- Exercise goal
Find the string "border" in the records. Copy every line it appears in.

◇ ◇ ◇ ◇ ◇

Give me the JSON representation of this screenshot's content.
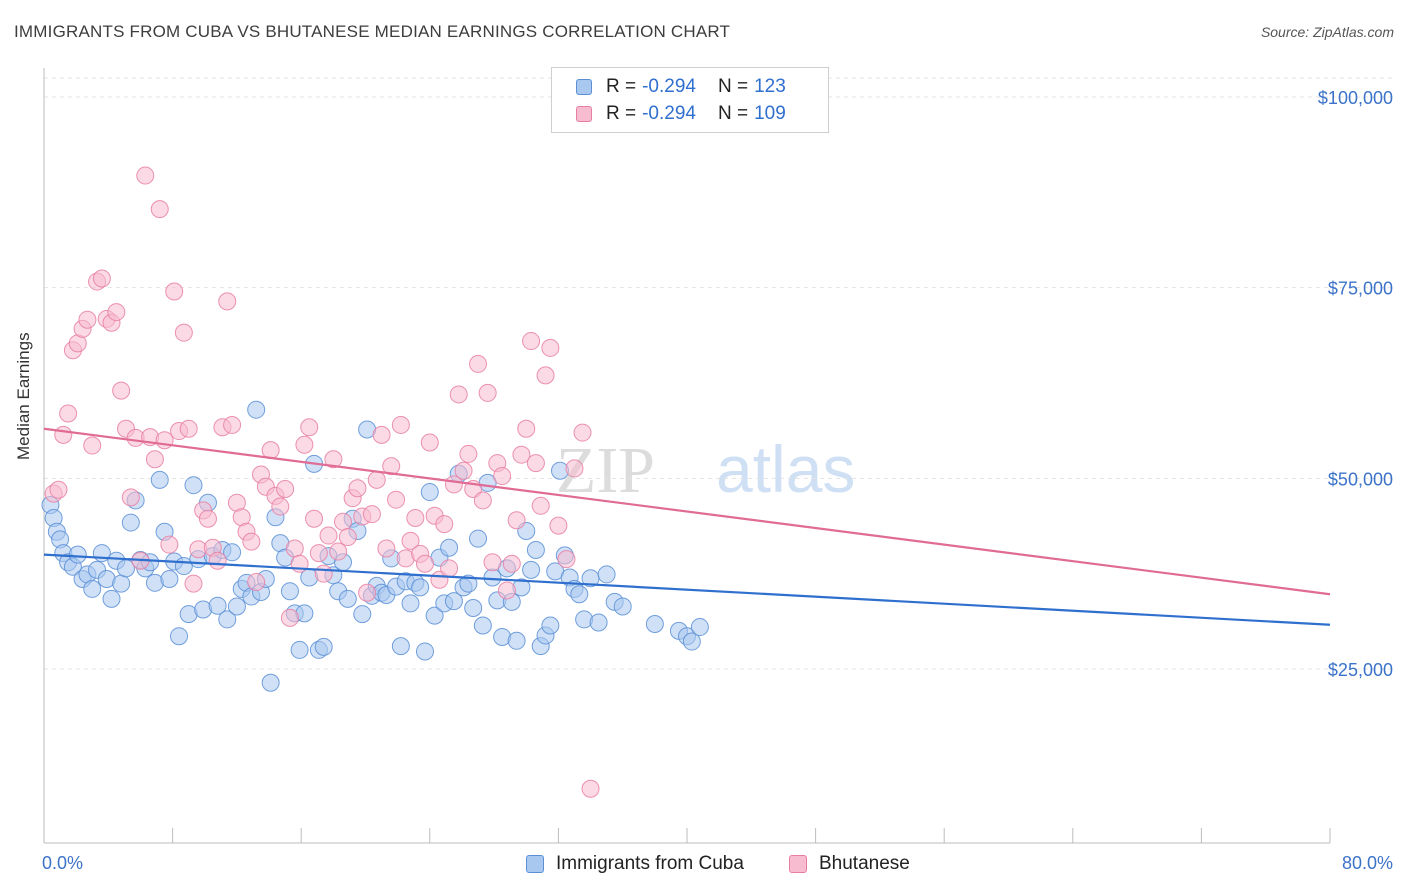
{
  "header": {
    "title": "IMMIGRANTS FROM CUBA VS BHUTANESE MEDIAN EARNINGS CORRELATION CHART",
    "source": "Source: ZipAtlas.com"
  },
  "watermark": {
    "part1": "ZIP",
    "part2": "atlas"
  },
  "legend": {
    "rows": [
      {
        "r_label": "R =",
        "r_value": "-0.294",
        "n_label": "N =",
        "n_value": "123",
        "color": "#a9c8f0",
        "border": "#5b8fd6"
      },
      {
        "r_label": "R =",
        "r_value": "-0.294",
        "n_label": "N =",
        "n_value": "109",
        "color": "#f7bcd0",
        "border": "#e87fa3"
      }
    ]
  },
  "bottom_legend": [
    {
      "label": "Immigrants from Cuba",
      "color": "#a9c8f0",
      "border": "#5b8fd6"
    },
    {
      "label": "Bhutanese",
      "color": "#f7bcd0",
      "border": "#e87fa3"
    }
  ],
  "colors": {
    "blue_point": "#a9c8f0",
    "blue_edge": "#5b8fd6",
    "blue_line": "#2f6fce",
    "pink_point": "#f7bcd0",
    "pink_edge": "#e87fa3",
    "pink_line": "#e06b94",
    "tick_text": "#3c73c9",
    "grid": "#e3e3e3"
  },
  "chart_data": {
    "type": "scatter",
    "title": "IMMIGRANTS FROM CUBA VS BHUTANESE MEDIAN EARNINGS CORRELATION CHART",
    "xlabel": "",
    "ylabel": "Median Earnings",
    "xlim": [
      0,
      80
    ],
    "ylim": [
      0,
      105000
    ],
    "x_tick_labels": [
      "0.0%",
      "80.0%"
    ],
    "y_ticks": [
      25000,
      50000,
      75000,
      100000
    ],
    "y_tick_labels": [
      "$25,000",
      "$50,000",
      "$75,000",
      "$100,000"
    ],
    "grid": true,
    "legend_position": "top-center",
    "series": [
      {
        "name": "Immigrants from Cuba",
        "trend": [
          [
            0,
            40000
          ],
          [
            80,
            30800
          ]
        ],
        "points": [
          [
            0.4,
            46500
          ],
          [
            0.6,
            44800
          ],
          [
            0.8,
            43000
          ],
          [
            1.0,
            42000
          ],
          [
            1.2,
            40200
          ],
          [
            1.5,
            39000
          ],
          [
            1.8,
            38400
          ],
          [
            2.1,
            40000
          ],
          [
            2.4,
            36800
          ],
          [
            2.7,
            37400
          ],
          [
            3.0,
            35500
          ],
          [
            3.3,
            38000
          ],
          [
            3.6,
            40200
          ],
          [
            3.9,
            36800
          ],
          [
            4.2,
            34200
          ],
          [
            4.5,
            39200
          ],
          [
            4.8,
            36200
          ],
          [
            5.1,
            38200
          ],
          [
            5.4,
            44200
          ],
          [
            5.7,
            47100
          ],
          [
            6.0,
            39300
          ],
          [
            6.3,
            38200
          ],
          [
            6.6,
            39000
          ],
          [
            6.9,
            36300
          ],
          [
            7.2,
            49800
          ],
          [
            7.5,
            43000
          ],
          [
            7.8,
            36800
          ],
          [
            8.1,
            39100
          ],
          [
            8.4,
            29300
          ],
          [
            8.7,
            38500
          ],
          [
            9.0,
            32200
          ],
          [
            9.3,
            49100
          ],
          [
            9.6,
            39400
          ],
          [
            9.9,
            32800
          ],
          [
            10.2,
            46800
          ],
          [
            10.5,
            39800
          ],
          [
            10.8,
            33300
          ],
          [
            11.1,
            40600
          ],
          [
            11.4,
            31500
          ],
          [
            11.7,
            40300
          ],
          [
            12.0,
            33200
          ],
          [
            12.3,
            35500
          ],
          [
            12.6,
            36300
          ],
          [
            12.9,
            34500
          ],
          [
            13.2,
            59000
          ],
          [
            13.5,
            35100
          ],
          [
            13.8,
            36800
          ],
          [
            14.1,
            23200
          ],
          [
            14.4,
            44900
          ],
          [
            14.7,
            41500
          ],
          [
            15.0,
            39600
          ],
          [
            15.3,
            35200
          ],
          [
            15.6,
            32300
          ],
          [
            15.9,
            27500
          ],
          [
            16.2,
            32300
          ],
          [
            16.5,
            37000
          ],
          [
            16.8,
            51900
          ],
          [
            17.1,
            27500
          ],
          [
            17.4,
            27900
          ],
          [
            17.7,
            39800
          ],
          [
            18.0,
            37300
          ],
          [
            18.3,
            35200
          ],
          [
            18.6,
            39000
          ],
          [
            18.9,
            34200
          ],
          [
            19.2,
            44700
          ],
          [
            19.5,
            43100
          ],
          [
            19.8,
            32200
          ],
          [
            20.1,
            56400
          ],
          [
            20.4,
            34600
          ],
          [
            20.7,
            35900
          ],
          [
            21.0,
            35000
          ],
          [
            21.3,
            34700
          ],
          [
            21.6,
            39500
          ],
          [
            21.9,
            35800
          ],
          [
            22.2,
            28000
          ],
          [
            22.5,
            36500
          ],
          [
            22.8,
            33600
          ],
          [
            23.1,
            36300
          ],
          [
            23.4,
            35700
          ],
          [
            23.7,
            27300
          ],
          [
            24.0,
            48200
          ],
          [
            24.3,
            32000
          ],
          [
            24.6,
            39600
          ],
          [
            24.9,
            33600
          ],
          [
            25.2,
            40900
          ],
          [
            25.5,
            33900
          ],
          [
            25.8,
            50600
          ],
          [
            26.1,
            35700
          ],
          [
            26.4,
            36200
          ],
          [
            26.7,
            33000
          ],
          [
            27.0,
            42100
          ],
          [
            27.3,
            30700
          ],
          [
            27.6,
            49400
          ],
          [
            27.9,
            37000
          ],
          [
            28.2,
            34000
          ],
          [
            28.5,
            29200
          ],
          [
            28.8,
            38200
          ],
          [
            29.1,
            33800
          ],
          [
            29.4,
            28700
          ],
          [
            29.7,
            35700
          ],
          [
            30.0,
            43100
          ],
          [
            30.3,
            38000
          ],
          [
            30.6,
            40600
          ],
          [
            30.9,
            28000
          ],
          [
            31.2,
            29400
          ],
          [
            31.5,
            30700
          ],
          [
            31.8,
            37800
          ],
          [
            32.1,
            51000
          ],
          [
            32.4,
            39900
          ],
          [
            32.7,
            37000
          ],
          [
            33.0,
            35500
          ],
          [
            33.3,
            34800
          ],
          [
            33.6,
            31500
          ],
          [
            34.0,
            36900
          ],
          [
            34.5,
            31100
          ],
          [
            35.0,
            37400
          ],
          [
            35.5,
            33800
          ],
          [
            36.0,
            33200
          ],
          [
            38.0,
            30900
          ],
          [
            39.5,
            30000
          ],
          [
            40.0,
            29300
          ],
          [
            40.3,
            28600
          ],
          [
            40.8,
            30500
          ]
        ]
      },
      {
        "name": "Bhutanese",
        "trend": [
          [
            0,
            56500
          ],
          [
            80,
            34800
          ]
        ],
        "points": [
          [
            0.6,
            48000
          ],
          [
            0.9,
            48500
          ],
          [
            1.2,
            55700
          ],
          [
            1.5,
            58500
          ],
          [
            1.8,
            66800
          ],
          [
            2.1,
            67700
          ],
          [
            2.4,
            69600
          ],
          [
            2.7,
            70800
          ],
          [
            3.0,
            54300
          ],
          [
            3.3,
            75800
          ],
          [
            3.6,
            76200
          ],
          [
            3.9,
            70900
          ],
          [
            4.2,
            70400
          ],
          [
            4.5,
            71800
          ],
          [
            4.8,
            61500
          ],
          [
            5.1,
            56500
          ],
          [
            5.4,
            47500
          ],
          [
            5.7,
            55300
          ],
          [
            6.0,
            39200
          ],
          [
            6.3,
            89700
          ],
          [
            6.6,
            55400
          ],
          [
            6.9,
            52500
          ],
          [
            7.2,
            85300
          ],
          [
            7.5,
            55000
          ],
          [
            7.8,
            41300
          ],
          [
            8.1,
            74500
          ],
          [
            8.4,
            56200
          ],
          [
            8.7,
            69100
          ],
          [
            9.0,
            56500
          ],
          [
            9.3,
            36200
          ],
          [
            9.6,
            40700
          ],
          [
            9.9,
            45800
          ],
          [
            10.2,
            44700
          ],
          [
            10.5,
            40900
          ],
          [
            10.8,
            39200
          ],
          [
            11.1,
            56700
          ],
          [
            11.4,
            73200
          ],
          [
            11.7,
            57000
          ],
          [
            12.0,
            46800
          ],
          [
            12.3,
            44900
          ],
          [
            12.6,
            43000
          ],
          [
            12.9,
            41700
          ],
          [
            13.2,
            36400
          ],
          [
            13.5,
            50500
          ],
          [
            13.8,
            48900
          ],
          [
            14.1,
            53700
          ],
          [
            14.4,
            47700
          ],
          [
            14.7,
            46300
          ],
          [
            15.0,
            48600
          ],
          [
            15.3,
            31700
          ],
          [
            15.6,
            40800
          ],
          [
            15.9,
            38800
          ],
          [
            16.2,
            54400
          ],
          [
            16.5,
            56700
          ],
          [
            16.8,
            44700
          ],
          [
            17.1,
            40200
          ],
          [
            17.4,
            37500
          ],
          [
            17.7,
            42500
          ],
          [
            18.0,
            52500
          ],
          [
            18.3,
            40400
          ],
          [
            18.6,
            44300
          ],
          [
            18.9,
            42300
          ],
          [
            19.2,
            47400
          ],
          [
            19.5,
            48700
          ],
          [
            19.8,
            45000
          ],
          [
            20.1,
            35000
          ],
          [
            20.4,
            45300
          ],
          [
            20.7,
            49800
          ],
          [
            21.0,
            55700
          ],
          [
            21.3,
            40800
          ],
          [
            21.6,
            51600
          ],
          [
            21.9,
            47200
          ],
          [
            22.2,
            57000
          ],
          [
            22.5,
            39500
          ],
          [
            22.8,
            41800
          ],
          [
            23.1,
            44800
          ],
          [
            23.4,
            40100
          ],
          [
            23.7,
            38800
          ],
          [
            24.0,
            54700
          ],
          [
            24.3,
            45100
          ],
          [
            24.6,
            36700
          ],
          [
            24.9,
            44000
          ],
          [
            25.2,
            38200
          ],
          [
            25.5,
            49200
          ],
          [
            25.8,
            61000
          ],
          [
            26.1,
            51000
          ],
          [
            26.4,
            53200
          ],
          [
            26.7,
            48600
          ],
          [
            27.0,
            65000
          ],
          [
            27.3,
            47100
          ],
          [
            27.6,
            61200
          ],
          [
            27.9,
            39000
          ],
          [
            28.2,
            52000
          ],
          [
            28.5,
            50300
          ],
          [
            28.8,
            35300
          ],
          [
            29.1,
            38800
          ],
          [
            29.4,
            44500
          ],
          [
            29.7,
            53100
          ],
          [
            30.0,
            56500
          ],
          [
            30.3,
            68000
          ],
          [
            30.6,
            52000
          ],
          [
            30.9,
            46400
          ],
          [
            31.2,
            63500
          ],
          [
            31.5,
            67100
          ],
          [
            32.0,
            43800
          ],
          [
            32.5,
            39400
          ],
          [
            33.0,
            51300
          ],
          [
            33.5,
            56000
          ],
          [
            34.0,
            9300
          ]
        ]
      }
    ]
  }
}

◇ ◇ ◇ ◇ ◇

- Solution below
        "border": "#5b8fd6"
        "border": "#e87fa3"
      "border": "#5b8fd6"
      "border": "#e87fa3"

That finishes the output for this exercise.